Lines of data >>
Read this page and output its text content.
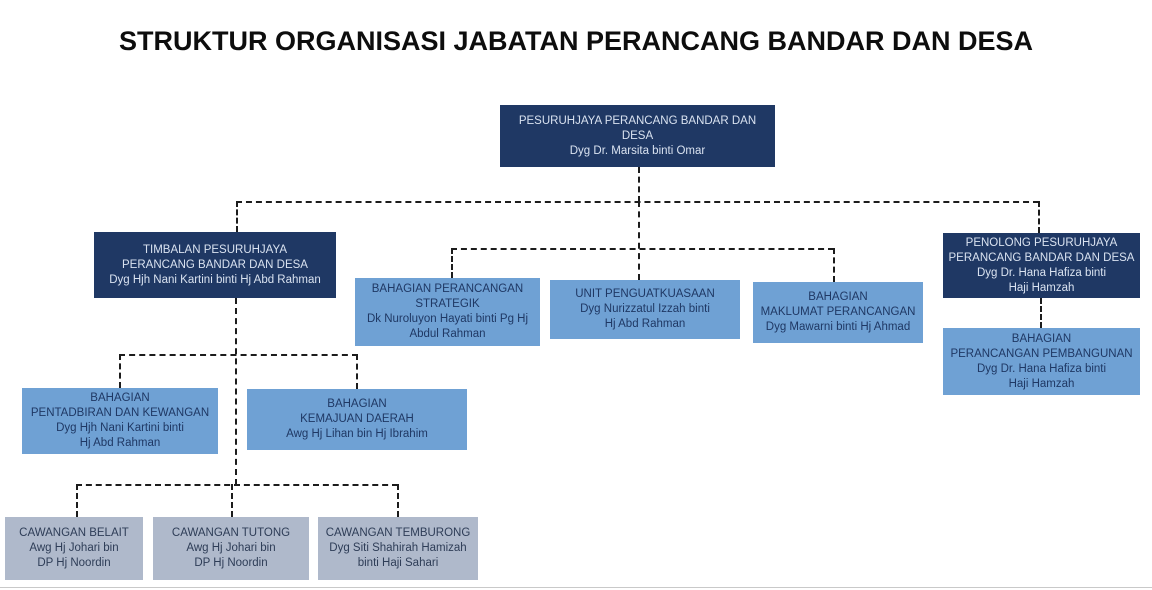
STRUKTUR ORGANISASI JABATAN PERANCANG BANDAR DAN DESA
PESURUHJAYA PERANCANG BANDAR DAN DESA
Dyg Dr. Marsita binti Omar
TIMBALAN PESURUHJAYA
PERANCANG BANDAR DAN DESA
Dyg Hjh Nani Kartini binti Hj Abd Rahman
PENOLONG PESURUHJAYA
PERANCANG BANDAR DAN DESA
Dyg Dr. Hana Hafiza binti
Haji Hamzah
BAHAGIAN PERANCANGAN
STRATEGIK
Dk Nuroluyon Hayati binti Pg Hj
Abdul Rahman
UNIT PENGUATKUASAAN
Dyg Nurizzatul Izzah binti
Hj Abd Rahman
BAHAGIAN
MAKLUMAT PERANCANGAN
Dyg Mawarni binti Hj Ahmad
BAHAGIAN
PERANCANGAN PEMBANGUNAN
Dyg Dr. Hana Hafiza binti
Haji Hamzah
BAHAGIAN
PENTADBIRAN DAN KEWANGAN
Dyg Hjh Nani Kartini binti
Hj Abd Rahman
BAHAGIAN
KEMAJUAN DAERAH
Awg Hj Lihan bin Hj Ibrahim
CAWANGAN BELAIT
Awg Hj Johari bin
DP Hj Noordin
CAWANGAN TUTONG
Awg Hj Johari bin
DP Hj Noordin
CAWANGAN TEMBURONG
Dyg Siti Shahirah Hamizah
binti Haji Sahari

REQUIREMENTS >>
Reproduce every record word for word. The copy must contain no pictures.

RESPONSE BELOW >>
Read this page and output its text content.
STRUKTUR ORGANISASI JABATAN PERANCANG BANDAR DAN DESA
PESURUHJAYA PERANCANG BANDAR DAN DESA
Dyg Dr. Marsita binti Omar
TIMBALAN PESURUHJAYA
PERANCANG BANDAR DAN DESA
Dyg Hjh Nani Kartini binti Hj Abd Rahman
PENOLONG PESURUHJAYA
PERANCANG BANDAR DAN DESA
Dyg Dr. Hana Hafiza binti
Haji Hamzah
BAHAGIAN PERANCANGAN
STRATEGIK
Dk Nuroluyon Hayati binti Pg Hj
Abdul Rahman
UNIT PENGUATKUASAAN
Dyg Nurizzatul Izzah binti
Hj Abd Rahman
BAHAGIAN
MAKLUMAT PERANCANGAN
Dyg Mawarni binti Hj Ahmad
BAHAGIAN
PERANCANGAN PEMBANGUNAN
Dyg Dr. Hana Hafiza binti
Haji Hamzah
BAHAGIAN
PENTADBIRAN DAN KEWANGAN
Dyg Hjh Nani Kartini binti
Hj Abd Rahman
BAHAGIAN
KEMAJUAN DAERAH
Awg Hj Lihan bin Hj Ibrahim
CAWANGAN BELAIT
Awg Hj Johari bin
DP Hj Noordin
CAWANGAN TUTONG
Awg Hj Johari bin
DP Hj Noordin
CAWANGAN TEMBURONG
Dyg Siti Shahirah Hamizah
binti Haji Sahari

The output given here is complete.